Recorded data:
++++++++++++++++++++

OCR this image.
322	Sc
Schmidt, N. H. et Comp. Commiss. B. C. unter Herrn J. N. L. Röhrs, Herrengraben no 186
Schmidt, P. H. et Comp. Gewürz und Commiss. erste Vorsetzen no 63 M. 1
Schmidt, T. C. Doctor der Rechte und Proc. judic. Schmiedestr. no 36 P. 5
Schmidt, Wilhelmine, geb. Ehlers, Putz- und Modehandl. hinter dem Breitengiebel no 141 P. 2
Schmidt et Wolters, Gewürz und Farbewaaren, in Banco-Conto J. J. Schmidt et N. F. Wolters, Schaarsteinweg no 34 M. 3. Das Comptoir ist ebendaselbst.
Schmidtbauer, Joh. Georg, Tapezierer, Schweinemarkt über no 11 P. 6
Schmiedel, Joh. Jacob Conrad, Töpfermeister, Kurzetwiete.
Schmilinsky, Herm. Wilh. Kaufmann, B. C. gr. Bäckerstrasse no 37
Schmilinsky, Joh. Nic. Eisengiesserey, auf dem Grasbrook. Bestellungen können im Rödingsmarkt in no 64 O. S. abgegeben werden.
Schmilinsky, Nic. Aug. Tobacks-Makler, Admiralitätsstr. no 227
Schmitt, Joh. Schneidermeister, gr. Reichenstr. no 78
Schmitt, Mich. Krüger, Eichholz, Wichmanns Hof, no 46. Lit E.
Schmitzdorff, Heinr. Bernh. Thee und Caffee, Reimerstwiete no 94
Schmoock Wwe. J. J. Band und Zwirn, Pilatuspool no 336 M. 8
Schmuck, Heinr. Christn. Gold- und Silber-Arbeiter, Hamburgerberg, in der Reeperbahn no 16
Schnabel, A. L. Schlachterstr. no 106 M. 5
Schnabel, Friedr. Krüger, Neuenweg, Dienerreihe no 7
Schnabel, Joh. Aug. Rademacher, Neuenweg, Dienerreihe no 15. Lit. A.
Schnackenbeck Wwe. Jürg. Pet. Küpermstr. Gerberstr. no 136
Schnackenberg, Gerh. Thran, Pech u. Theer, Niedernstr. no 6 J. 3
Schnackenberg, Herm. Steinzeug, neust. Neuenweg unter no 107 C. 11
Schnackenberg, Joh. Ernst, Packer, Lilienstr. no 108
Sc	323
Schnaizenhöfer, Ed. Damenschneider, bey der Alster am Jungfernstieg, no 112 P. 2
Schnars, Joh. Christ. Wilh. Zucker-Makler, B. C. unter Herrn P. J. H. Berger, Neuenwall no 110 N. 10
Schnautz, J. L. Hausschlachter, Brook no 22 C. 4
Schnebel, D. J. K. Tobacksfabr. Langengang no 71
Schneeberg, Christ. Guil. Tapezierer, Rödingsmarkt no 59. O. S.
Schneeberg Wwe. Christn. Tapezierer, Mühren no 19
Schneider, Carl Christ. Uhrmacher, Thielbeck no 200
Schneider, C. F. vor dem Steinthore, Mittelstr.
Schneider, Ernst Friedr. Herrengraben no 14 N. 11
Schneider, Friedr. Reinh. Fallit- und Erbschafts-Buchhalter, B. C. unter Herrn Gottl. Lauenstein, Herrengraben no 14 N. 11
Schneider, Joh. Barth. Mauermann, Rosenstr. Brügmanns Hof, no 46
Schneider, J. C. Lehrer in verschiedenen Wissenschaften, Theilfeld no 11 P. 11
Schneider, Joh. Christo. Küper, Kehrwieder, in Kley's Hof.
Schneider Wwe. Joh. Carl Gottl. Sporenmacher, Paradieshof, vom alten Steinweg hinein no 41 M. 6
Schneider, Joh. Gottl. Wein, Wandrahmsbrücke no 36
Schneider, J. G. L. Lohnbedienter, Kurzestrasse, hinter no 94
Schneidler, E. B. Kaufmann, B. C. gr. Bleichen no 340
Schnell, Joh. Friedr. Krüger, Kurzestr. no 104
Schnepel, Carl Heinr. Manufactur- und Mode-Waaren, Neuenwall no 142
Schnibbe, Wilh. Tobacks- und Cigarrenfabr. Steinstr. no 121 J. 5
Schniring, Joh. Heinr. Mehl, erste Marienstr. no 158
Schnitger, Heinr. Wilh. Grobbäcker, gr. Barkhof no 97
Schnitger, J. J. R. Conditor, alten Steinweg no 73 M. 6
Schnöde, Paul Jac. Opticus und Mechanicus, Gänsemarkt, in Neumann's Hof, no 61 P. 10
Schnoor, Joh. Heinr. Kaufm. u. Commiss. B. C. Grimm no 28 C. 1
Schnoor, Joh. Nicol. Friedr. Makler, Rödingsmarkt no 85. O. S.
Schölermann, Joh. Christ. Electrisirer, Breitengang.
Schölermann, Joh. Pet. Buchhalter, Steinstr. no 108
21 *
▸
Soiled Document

++++++++++++++++++++

§ **Exercise**: In the lines above, find each one with "hinter" and list it.

§ **Response to this task**:
Schmidt, Wilhelmine, geb. Ehlers, Putz- und Modehandl. hinter dem Breitengiebel no 141 P. 2
Schneider, J. G. L. Lohnbedienter, Kurzestrasse, hinter no 94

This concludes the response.